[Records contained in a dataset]

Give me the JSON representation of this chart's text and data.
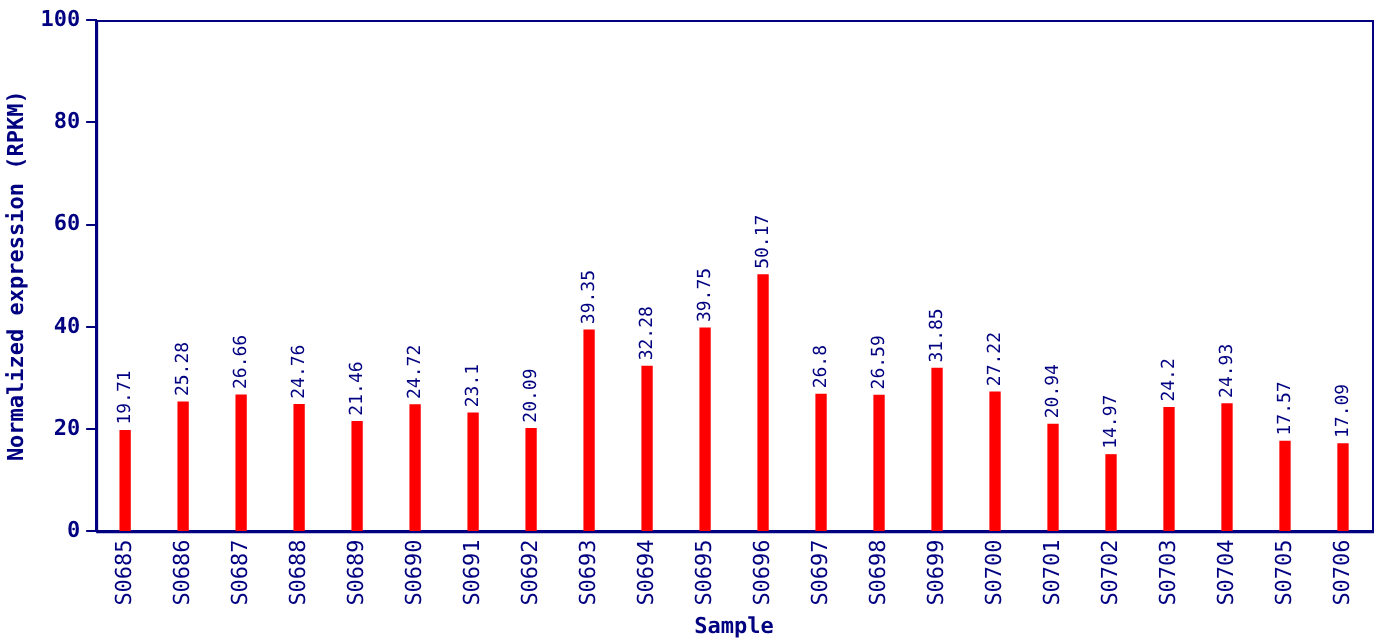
{
  "chart_data": {
    "type": "bar",
    "xlabel": "Sample",
    "ylabel": "Normalized expression (RPKM)",
    "categories": [
      "S0685",
      "S0686",
      "S0687",
      "S0688",
      "S0689",
      "S0690",
      "S0691",
      "S0692",
      "S0693",
      "S0694",
      "S0695",
      "S0696",
      "S0697",
      "S0698",
      "S0699",
      "S0700",
      "S0701",
      "S0702",
      "S0703",
      "S0704",
      "S0705",
      "S0706"
    ],
    "values": [
      19.71,
      25.28,
      26.66,
      24.76,
      21.46,
      24.72,
      23.1,
      20.09,
      39.35,
      32.28,
      39.75,
      50.17,
      26.8,
      26.59,
      31.85,
      27.22,
      20.94,
      14.97,
      24.2,
      24.93,
      17.57,
      17.09
    ],
    "color": "#ff0000",
    "ylim": [
      0,
      100
    ],
    "yticks": [
      0,
      20,
      40,
      60,
      80,
      100
    ],
    "grid": false,
    "legend": false,
    "data_labels": true
  }
}
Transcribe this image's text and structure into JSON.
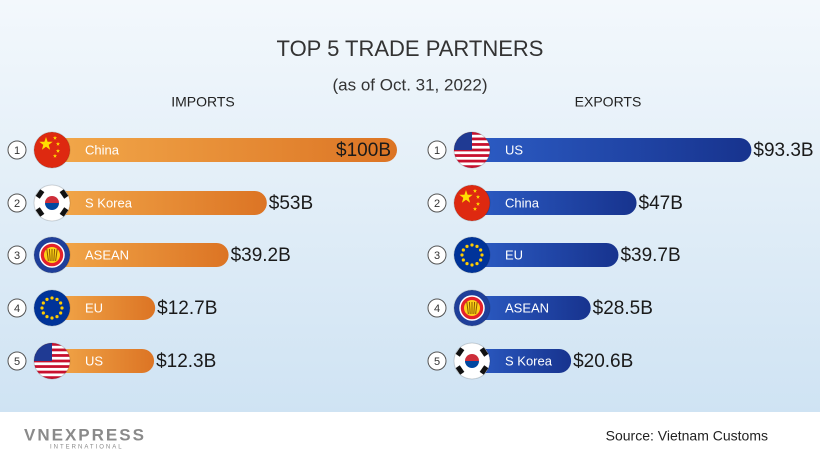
{
  "header": {
    "title": "TOP 5 TRADE PARTNERS",
    "subtitle": "(as of Oct. 31, 2022)"
  },
  "chart_data": [
    {
      "type": "bar",
      "orientation": "horizontal",
      "title": "IMPORTS",
      "color": "#e8862c",
      "ranks": [
        "1",
        "2",
        "3",
        "4",
        "5"
      ],
      "categories": [
        "China",
        "S Korea",
        "ASEAN",
        "EU",
        "US"
      ],
      "values": [
        100,
        53,
        39.2,
        12.7,
        12.3
      ],
      "value_labels": [
        "$100B",
        "$53B",
        "$39.2B",
        "$12.7B",
        "$12.3B"
      ]
    },
    {
      "type": "bar",
      "orientation": "horizontal",
      "title": "EXPORTS",
      "color": "#1f46a8",
      "ranks": [
        "1",
        "2",
        "3",
        "4",
        "5"
      ],
      "categories": [
        "US",
        "China",
        "EU",
        "ASEAN",
        "S Korea"
      ],
      "values": [
        93.3,
        47,
        39.7,
        28.5,
        20.6
      ],
      "value_labels": [
        "$93.3B",
        "$47B",
        "$39.7B",
        "$28.5B",
        "$20.6B"
      ]
    }
  ],
  "footer": {
    "brand": "VNEXPRESS",
    "brand_sub": "INTERNATIONAL",
    "source": "Source: Vietnam Customs"
  }
}
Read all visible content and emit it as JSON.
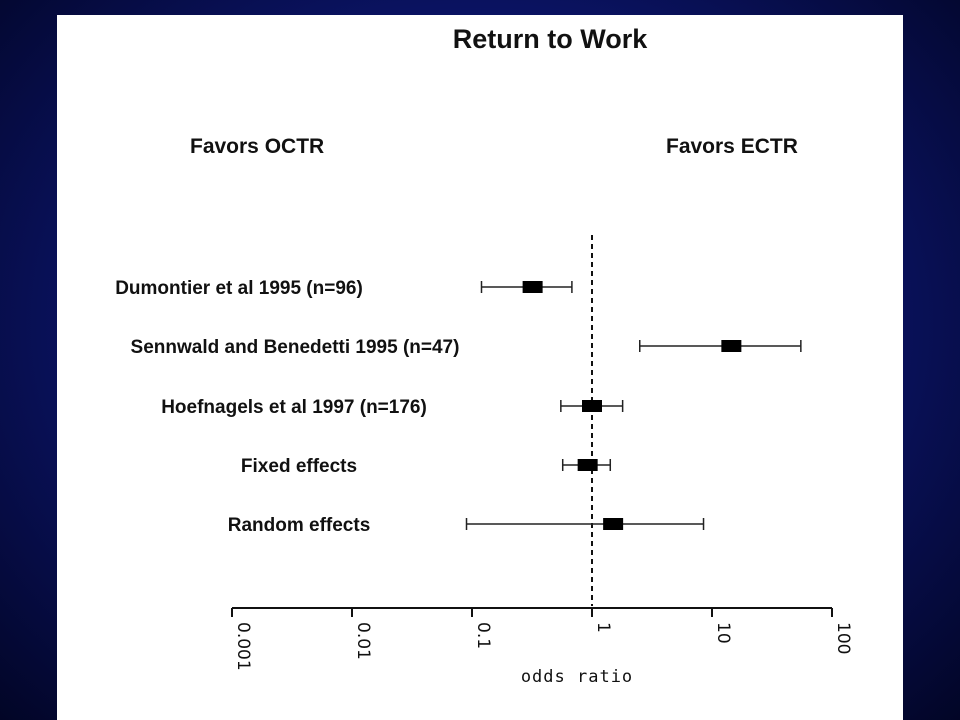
{
  "chart_data": {
    "type": "forest",
    "title": "Return to Work",
    "favors_left": "Favors OCTR",
    "favors_right": "Favors ECTR",
    "xlabel": "odds ratio",
    "x_scale": "log10",
    "xlim": [
      0.001,
      100
    ],
    "x_ticks": [
      "0.001",
      "0.01",
      "0.1",
      "1",
      "10",
      "100"
    ],
    "reference_line": 1,
    "rows": [
      {
        "label": "Dumontier et al 1995  (n=96)",
        "estimate": 0.32,
        "lower": 0.12,
        "upper": 0.68
      },
      {
        "label": "Sennwald and Benedetti 1995  (n=47)",
        "estimate": 14.5,
        "lower": 2.5,
        "upper": 55
      },
      {
        "label": "Hoefnagels et al 1997  (n=176)",
        "estimate": 1.0,
        "lower": 0.55,
        "upper": 1.8
      },
      {
        "label": "Fixed effects",
        "estimate": 0.92,
        "lower": 0.57,
        "upper": 1.42
      },
      {
        "label": "Random effects",
        "estimate": 1.5,
        "lower": 0.09,
        "upper": 8.5
      }
    ]
  }
}
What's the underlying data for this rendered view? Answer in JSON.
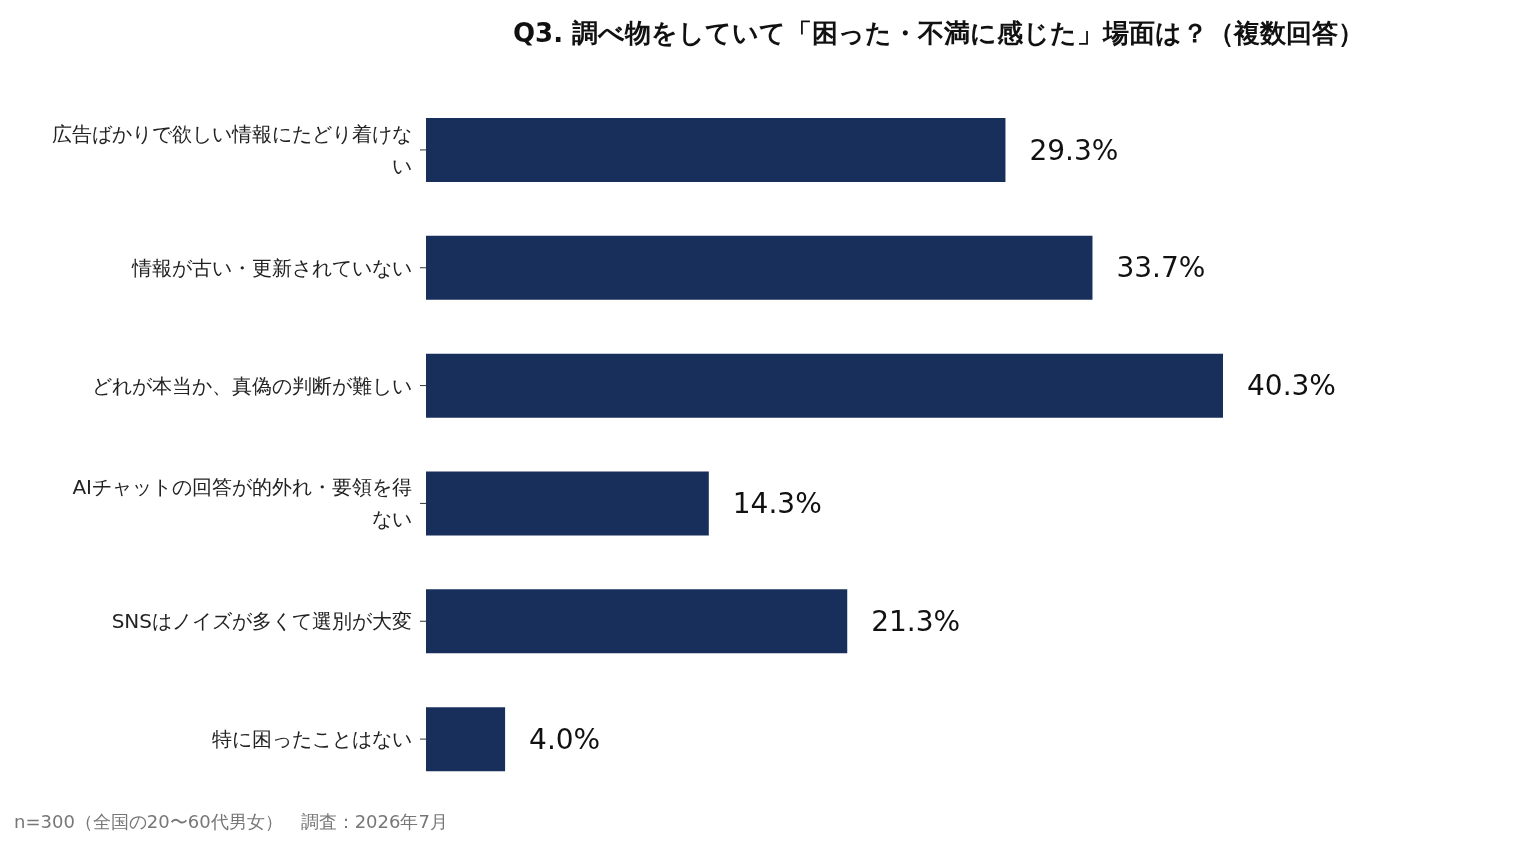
{
  "chart_data": {
    "type": "bar",
    "orientation": "horizontal",
    "title": "Q3. 調べ物をしていて「困った・不満に感じた」場面は？（複数回答）",
    "categories": [
      "広告ばかりで欲しい情報にたどり着けない",
      "情報が古い・更新されていない",
      "どれが本当か、真偽の判断が難しい",
      "AIチャットの回答が的外れ・要領を得ない",
      "SNSはノイズが多くて選別が大変",
      "特に困ったことはない"
    ],
    "values": [
      29.3,
      33.7,
      40.3,
      14.3,
      21.3,
      4.0
    ],
    "value_labels": [
      "29.3%",
      "33.7%",
      "40.3%",
      "14.3%",
      "21.3%",
      "4.0%"
    ],
    "color": "#182f5b",
    "grid": false,
    "legend": false,
    "tick_labels": "y",
    "annotations": [
      "n=300（全国の20〜60代男女）　調査：2026年7月"
    ]
  }
}
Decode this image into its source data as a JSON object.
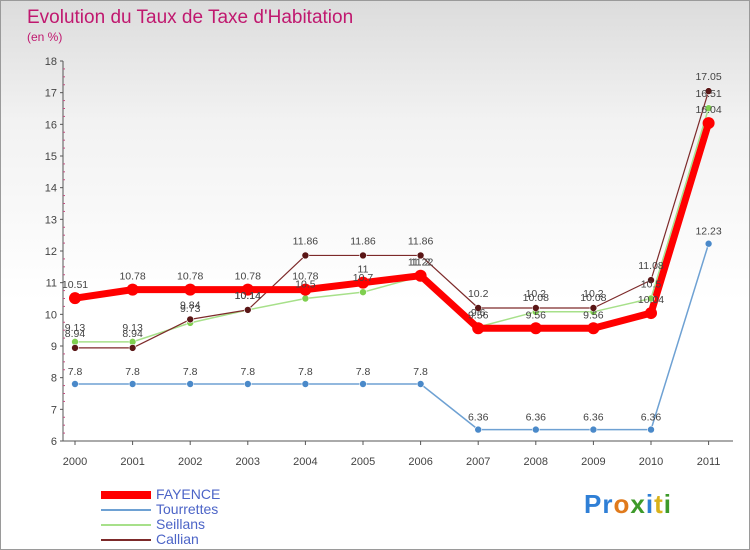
{
  "chart_data": {
    "type": "line",
    "title": "Evolution du Taux de Taxe d'Habitation",
    "subtitle": "(en %)",
    "x": [
      "2000",
      "2001",
      "2002",
      "2003",
      "2004",
      "2005",
      "2006",
      "2007",
      "2008",
      "2009",
      "2010",
      "2011"
    ],
    "ylim": [
      6,
      18
    ],
    "yticks": [
      "6",
      "7",
      "8",
      "9",
      "10",
      "11",
      "12",
      "13",
      "14",
      "15",
      "16",
      "17",
      "18"
    ],
    "grid": false,
    "legend_position": "bottom-left",
    "series": [
      {
        "name": "FAYENCE",
        "color": "#ff0000",
        "values": [
          10.51,
          10.78,
          10.78,
          10.78,
          10.78,
          11,
          11.22,
          9.56,
          9.56,
          9.56,
          10.04,
          16.04
        ],
        "labels": [
          "10.51",
          "10.78",
          "10.78",
          "10.78",
          "10.78",
          "11",
          "11.22",
          "9.56",
          "9.56",
          "9.56",
          "10.04",
          "16.04"
        ]
      },
      {
        "name": "Tourrettes",
        "color": "#6ea1d3",
        "values": [
          7.8,
          7.8,
          7.8,
          7.8,
          7.8,
          7.8,
          7.8,
          6.36,
          6.36,
          6.36,
          6.36,
          12.23
        ],
        "labels": [
          "7.8",
          "7.8",
          "7.8",
          "7.8",
          "7.8",
          "7.8",
          "7.8",
          "6.36",
          "6.36",
          "6.36",
          "6.36",
          "12.23"
        ]
      },
      {
        "name": "Seillans",
        "color": "#a7e08a",
        "values": [
          9.13,
          9.13,
          9.73,
          10.14,
          10.5,
          10.7,
          11.2,
          9.6,
          10.08,
          10.08,
          10.5,
          16.51
        ],
        "labels": [
          "9.13",
          "9.13",
          "9.73",
          "10.14",
          "10.5",
          "10.7",
          "11.2",
          "9.6",
          "10.08",
          "10.08",
          "10.5",
          "16.51"
        ]
      },
      {
        "name": "Callian",
        "color": "#7d2a2a",
        "values": [
          8.94,
          8.94,
          9.84,
          10.14,
          11.86,
          11.86,
          11.86,
          10.2,
          10.2,
          10.2,
          11.08,
          17.05
        ],
        "labels": [
          "8.94",
          "8.94",
          "9.84",
          "10.14",
          "11.86",
          "11.86",
          "11.86",
          "10.2",
          "10.2",
          "10.2",
          "11.08",
          "17.05"
        ]
      }
    ]
  },
  "colors": {
    "title": "#c0186f",
    "axis": "#555555",
    "label": "#444444",
    "legend_text": "#4c64c7"
  },
  "logo": {
    "parts": [
      "P",
      "r",
      "o",
      "x",
      "i",
      "t",
      "i"
    ]
  }
}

» **EXERCISE DESCRIPTION**:
Output the data above without changes, apart from leaving out the pictures.

» **RESPONSE**:
Give me the JSON representation of this chart's text and data.
{
  "chart_data": {
    "type": "bar",
    "xlabel": "Sample",
    "ylabel": "Normalized expression (RPKM)",
    "categories": [
      "S0685",
      "S0686",
      "S0687",
      "S0688",
      "S0689",
      "S0690",
      "S0691",
      "S0692",
      "S0693",
      "S0694",
      "S0695",
      "S0696",
      "S0697",
      "S0698",
      "S0699",
      "S0700",
      "S0701",
      "S0702",
      "S0703",
      "S0704",
      "S0705",
      "S0706"
    ],
    "values": [
      19.71,
      25.28,
      26.66,
      24.76,
      21.46,
      24.72,
      23.1,
      20.09,
      39.35,
      32.28,
      39.75,
      50.17,
      26.8,
      26.59,
      31.85,
      27.22,
      20.94,
      14.97,
      24.2,
      24.93,
      17.57,
      17.09
    ],
    "color": "#ff0000",
    "ylim": [
      0,
      100
    ],
    "yticks": [
      0,
      20,
      40,
      60,
      80,
      100
    ],
    "grid": false,
    "legend": false,
    "data_labels": true
  }
}
Transcribe this image's text and structure into JSON.
{
  "header": {
    "title": "TOP 5 TRADE PARTNERS",
    "subtitle": "(as of Oct. 31, 2022)"
  },
  "chart_data": [
    {
      "type": "bar",
      "orientation": "horizontal",
      "title": "IMPORTS",
      "color": "#e8862c",
      "ranks": [
        "1",
        "2",
        "3",
        "4",
        "5"
      ],
      "categories": [
        "China",
        "S Korea",
        "ASEAN",
        "EU",
        "US"
      ],
      "values": [
        100,
        53,
        39.2,
        12.7,
        12.3
      ],
      "value_labels": [
        "$100B",
        "$53B",
        "$39.2B",
        "$12.7B",
        "$12.3B"
      ]
    },
    {
      "type": "bar",
      "orientation": "horizontal",
      "title": "EXPORTS",
      "color": "#1f46a8",
      "ranks": [
        "1",
        "2",
        "3",
        "4",
        "5"
      ],
      "categories": [
        "US",
        "China",
        "EU",
        "ASEAN",
        "S Korea"
      ],
      "values": [
        93.3,
        47,
        39.7,
        28.5,
        20.6
      ],
      "value_labels": [
        "$93.3B",
        "$47B",
        "$39.7B",
        "$28.5B",
        "$20.6B"
      ]
    }
  ],
  "footer": {
    "brand": "VNEXPRESS",
    "brand_sub": "INTERNATIONAL",
    "source": "Source: Vietnam Customs"
  }
}
Read all visible content and emit it as JSON.
{
  "chart_data": {
    "type": "forest",
    "title": "Return to Work",
    "favors_left": "Favors OCTR",
    "favors_right": "Favors ECTR",
    "xlabel": "odds ratio",
    "x_scale": "log10",
    "xlim": [
      0.001,
      100
    ],
    "x_ticks": [
      "0.001",
      "0.01",
      "0.1",
      "1",
      "10",
      "100"
    ],
    "reference_line": 1,
    "rows": [
      {
        "label": "Dumontier et al 1995  (n=96)",
        "estimate": 0.32,
        "lower": 0.12,
        "upper": 0.68
      },
      {
        "label": "Sennwald and Benedetti 1995  (n=47)",
        "estimate": 14.5,
        "lower": 2.5,
        "upper": 55
      },
      {
        "label": "Hoefnagels et al 1997  (n=176)",
        "estimate": 1.0,
        "lower": 0.55,
        "upper": 1.8
      },
      {
        "label": "Fixed effects",
        "estimate": 0.92,
        "lower": 0.57,
        "upper": 1.42
      },
      {
        "label": "Random effects",
        "estimate": 1.5,
        "lower": 0.09,
        "upper": 8.5
      }
    ]
  }
}
What's the underlying data for this rendered view? Answer in JSON.
{
  "chart_data": {
    "type": "bar",
    "orientation": "horizontal",
    "title": "Q3. 調べ物をしていて「困った・不満に感じた」場面は？（複数回答）",
    "categories": [
      "広告ばかりで欲しい情報にたどり着けない",
      "情報が古い・更新されていない",
      "どれが本当か、真偽の判断が難しい",
      "AIチャットの回答が的外れ・要領を得ない",
      "SNSはノイズが多くて選別が大変",
      "特に困ったことはない"
    ],
    "values": [
      29.3,
      33.7,
      40.3,
      14.3,
      21.3,
      4.0
    ],
    "value_labels": [
      "29.3%",
      "33.7%",
      "40.3%",
      "14.3%",
      "21.3%",
      "4.0%"
    ],
    "color": "#182f5b",
    "grid": false,
    "legend": false,
    "tick_labels": "y",
    "annotations": [
      "n=300（全国の20〜60代男女）　調査：2026年7月"
    ]
  }
}
Decode this image into its source data as a JSON object.
{
  "chart_data": {
    "type": "line",
    "title": "Evolution du Taux de Taxe d'Habitation",
    "subtitle": "(en %)",
    "x": [
      "2000",
      "2001",
      "2002",
      "2003",
      "2004",
      "2005",
      "2006",
      "2007",
      "2008",
      "2009",
      "2010",
      "2011"
    ],
    "ylim": [
      6,
      18
    ],
    "yticks": [
      "6",
      "7",
      "8",
      "9",
      "10",
      "11",
      "12",
      "13",
      "14",
      "15",
      "16",
      "17",
      "18"
    ],
    "grid": false,
    "legend_position": "bottom-left",
    "series": [
      {
        "name": "FAYENCE",
        "color": "#ff0000",
        "values": [
          10.51,
          10.78,
          10.78,
          10.78,
          10.78,
          11,
          11.22,
          9.56,
          9.56,
          9.56,
          10.04,
          16.04
        ],
        "labels": [
          "10.51",
          "10.78",
          "10.78",
          "10.78",
          "10.78",
          "11",
          "11.22",
          "9.56",
          "9.56",
          "9.56",
          "10.04",
          "16.04"
        ]
      },
      {
        "name": "Tourrettes",
        "color": "#6ea1d3",
        "values": [
          7.8,
          7.8,
          7.8,
          7.8,
          7.8,
          7.8,
          7.8,
          6.36,
          6.36,
          6.36,
          6.36,
          12.23
        ],
        "labels": [
          "7.8",
          "7.8",
          "7.8",
          "7.8",
          "7.8",
          "7.8",
          "7.8",
          "6.36",
          "6.36",
          "6.36",
          "6.36",
          "12.23"
        ]
      },
      {
        "name": "Seillans",
        "color": "#a7e08a",
        "values": [
          9.13,
          9.13,
          9.73,
          10.14,
          10.5,
          10.7,
          11.2,
          9.6,
          10.08,
          10.08,
          10.5,
          16.51
        ],
        "labels": [
          "9.13",
          "9.13",
          "9.73",
          "10.14",
          "10.5",
          "10.7",
          "11.2",
          "9.6",
          "10.08",
          "10.08",
          "10.5",
          "16.51"
        ]
      },
      {
        "name": "Callian",
        "color": "#7d2a2a",
        "values": [
          8.94,
          8.94,
          9.84,
          10.14,
          11.86,
          11.86,
          11.86,
          10.2,
          10.2,
          10.2,
          11.08,
          17.05
        ],
        "labels": [
          "8.94",
          "8.94",
          "9.84",
          "10.14",
          "11.86",
          "11.86",
          "11.86",
          "10.2",
          "10.2",
          "10.2",
          "11.08",
          "17.05"
        ]
      }
    ]
  },
  "colors": {
    "title": "#c0186f",
    "axis": "#555555",
    "label": "#444444",
    "legend_text": "#4c64c7"
  },
  "logo": {
    "parts": [
      "P",
      "r",
      "o",
      "x",
      "i",
      "t",
      "i"
    ]
  }
}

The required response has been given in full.